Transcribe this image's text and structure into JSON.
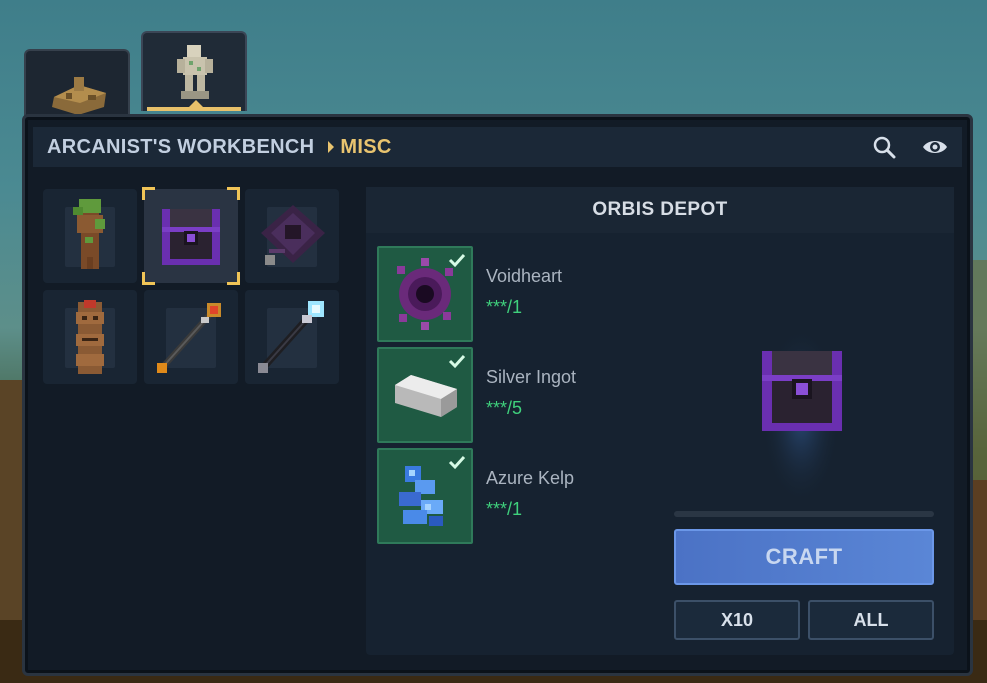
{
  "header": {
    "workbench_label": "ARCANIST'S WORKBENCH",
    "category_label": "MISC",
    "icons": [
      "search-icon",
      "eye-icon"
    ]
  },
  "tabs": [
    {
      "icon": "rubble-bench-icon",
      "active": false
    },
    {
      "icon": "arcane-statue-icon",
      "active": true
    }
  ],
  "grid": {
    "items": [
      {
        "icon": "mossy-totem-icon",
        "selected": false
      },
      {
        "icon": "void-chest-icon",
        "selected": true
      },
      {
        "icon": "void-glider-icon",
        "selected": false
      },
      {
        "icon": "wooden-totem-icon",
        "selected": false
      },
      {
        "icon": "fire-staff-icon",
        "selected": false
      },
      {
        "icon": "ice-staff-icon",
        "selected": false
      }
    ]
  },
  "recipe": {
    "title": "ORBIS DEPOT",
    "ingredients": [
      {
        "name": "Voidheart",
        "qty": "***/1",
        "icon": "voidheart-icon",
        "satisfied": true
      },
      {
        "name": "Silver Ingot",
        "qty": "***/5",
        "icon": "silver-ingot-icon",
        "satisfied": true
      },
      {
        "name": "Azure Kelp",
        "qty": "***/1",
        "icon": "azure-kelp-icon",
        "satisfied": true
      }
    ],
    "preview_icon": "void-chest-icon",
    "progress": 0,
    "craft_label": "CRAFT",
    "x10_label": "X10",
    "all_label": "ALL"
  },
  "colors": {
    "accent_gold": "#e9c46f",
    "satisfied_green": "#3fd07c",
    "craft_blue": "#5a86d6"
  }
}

Stated exercise
Leave out the pictures and copy the rest of the material above exactly.

Output
Transcribe this image's text and structure into JSON.
{
  "header": {
    "workbench_label": "ARCANIST'S WORKBENCH",
    "category_label": "MISC",
    "icons": [
      "search-icon",
      "eye-icon"
    ]
  },
  "tabs": [
    {
      "icon": "rubble-bench-icon",
      "active": false
    },
    {
      "icon": "arcane-statue-icon",
      "active": true
    }
  ],
  "grid": {
    "items": [
      {
        "icon": "mossy-totem-icon",
        "selected": false
      },
      {
        "icon": "void-chest-icon",
        "selected": true
      },
      {
        "icon": "void-glider-icon",
        "selected": false
      },
      {
        "icon": "wooden-totem-icon",
        "selected": false
      },
      {
        "icon": "fire-staff-icon",
        "selected": false
      },
      {
        "icon": "ice-staff-icon",
        "selected": false
      }
    ]
  },
  "recipe": {
    "title": "ORBIS DEPOT",
    "ingredients": [
      {
        "name": "Voidheart",
        "qty": "***/1",
        "icon": "voidheart-icon",
        "satisfied": true
      },
      {
        "name": "Silver Ingot",
        "qty": "***/5",
        "icon": "silver-ingot-icon",
        "satisfied": true
      },
      {
        "name": "Azure Kelp",
        "qty": "***/1",
        "icon": "azure-kelp-icon",
        "satisfied": true
      }
    ],
    "preview_icon": "void-chest-icon",
    "progress": 0,
    "craft_label": "CRAFT",
    "x10_label": "X10",
    "all_label": "ALL"
  },
  "colors": {
    "accent_gold": "#e9c46f",
    "satisfied_green": "#3fd07c",
    "craft_blue": "#5a86d6"
  }
}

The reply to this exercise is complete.